[Begin DOCUMENT SEGMENT]
In 1981, when downtown San Jose resembled a cracked mosaic of dying retail and skid row environs, Ted Gehrke conspired to launch a blues festival on the campus of San Jose State University. Thirty-eight years later, that festival is still held every summer. Gehrke, who passed away last weekend at 79, was a true promotional warrior for all things music, all things San Jose and all things poetry.
He ran with the likes of Taj Mahal and Frank Zappa before he even landed with the Associated Students Program Board at SJSU, for whom he oversaw countless blues festivals and hundreds of other concerts, like U2’s now-legendary show at the SJSU Student Union Ballroom. Across decades and every possible demographic of outré spirit, he never gave up on this city. He believed in the potential of San Jose when nobody else did.
[End DOCUMENT SEGMENT]
▸ DIRECTION
Pick up the tribute to Ted Gehrke after its last sentence and carry it on. The lines after this point are separate material and have no connection to the text about Ted Gehrke.
[Begin PROVIDED INFORMATION]
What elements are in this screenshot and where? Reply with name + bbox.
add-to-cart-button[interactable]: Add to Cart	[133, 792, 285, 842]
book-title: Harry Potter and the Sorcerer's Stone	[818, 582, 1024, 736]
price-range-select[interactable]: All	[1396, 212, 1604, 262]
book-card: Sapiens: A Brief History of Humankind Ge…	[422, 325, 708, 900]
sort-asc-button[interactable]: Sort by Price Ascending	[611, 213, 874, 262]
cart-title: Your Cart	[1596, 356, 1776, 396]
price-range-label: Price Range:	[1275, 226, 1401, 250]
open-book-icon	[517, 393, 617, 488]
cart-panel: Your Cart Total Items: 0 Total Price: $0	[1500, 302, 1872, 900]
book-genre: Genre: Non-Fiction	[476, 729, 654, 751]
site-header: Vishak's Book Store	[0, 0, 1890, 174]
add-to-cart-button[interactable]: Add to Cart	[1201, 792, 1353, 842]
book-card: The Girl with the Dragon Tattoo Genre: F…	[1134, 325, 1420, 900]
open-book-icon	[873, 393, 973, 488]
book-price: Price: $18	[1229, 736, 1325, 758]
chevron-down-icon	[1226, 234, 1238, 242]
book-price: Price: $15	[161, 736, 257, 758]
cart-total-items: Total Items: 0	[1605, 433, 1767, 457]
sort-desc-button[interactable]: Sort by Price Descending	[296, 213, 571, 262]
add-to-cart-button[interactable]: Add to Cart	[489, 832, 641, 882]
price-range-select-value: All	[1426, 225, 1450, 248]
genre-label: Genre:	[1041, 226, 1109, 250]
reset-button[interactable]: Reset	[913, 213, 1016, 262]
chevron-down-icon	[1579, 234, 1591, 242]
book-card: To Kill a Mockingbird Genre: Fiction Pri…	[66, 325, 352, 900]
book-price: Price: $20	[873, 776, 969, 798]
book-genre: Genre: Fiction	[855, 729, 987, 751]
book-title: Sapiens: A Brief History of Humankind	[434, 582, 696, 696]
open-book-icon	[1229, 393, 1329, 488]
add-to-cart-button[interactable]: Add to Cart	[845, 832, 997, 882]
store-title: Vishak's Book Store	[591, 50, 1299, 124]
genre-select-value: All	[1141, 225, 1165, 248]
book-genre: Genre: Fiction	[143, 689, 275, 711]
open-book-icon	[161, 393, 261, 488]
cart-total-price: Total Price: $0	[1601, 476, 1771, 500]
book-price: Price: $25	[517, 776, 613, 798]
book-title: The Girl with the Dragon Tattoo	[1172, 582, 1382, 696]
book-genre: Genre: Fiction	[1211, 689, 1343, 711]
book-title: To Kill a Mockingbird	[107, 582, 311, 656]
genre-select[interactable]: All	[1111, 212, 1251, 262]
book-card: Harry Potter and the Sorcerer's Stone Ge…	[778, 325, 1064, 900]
[End PROVIDED INFORMATION]
▸ RESULT OF THIS TASK
In 1997, the Blues Festival came into some financial problems and was on the verge of going under when Metro signed on as the presenting name sponsor, a partnership that lasted for more than 15 years. Over that time, Metro staff became inseparable from Gehrke and his exploits. Anytime the blues came into a conversation, a gloriously devilish grin came over his face. The blues crossed all boundaries of storytelling, and Ted could launch into a lurid, hysterical yarn from nowhere at any given moment. The blues just flowed out of him.
In his day, Gehrke promoted and booked gigs with every bluesmaster alive, bringing all the legends to San Jose. In the process, he developed an unequaled degree of gravitas around town. He held court everywhere he roamed. Everyone knew Ted. And if they didn’t, they were certainly one or two degrees from someone that did. Music-wise, he was a fixture in downtown San Jose longer than anyone. It’s hard to imagine a this city without Ted Gehrke lumbering around somewhere.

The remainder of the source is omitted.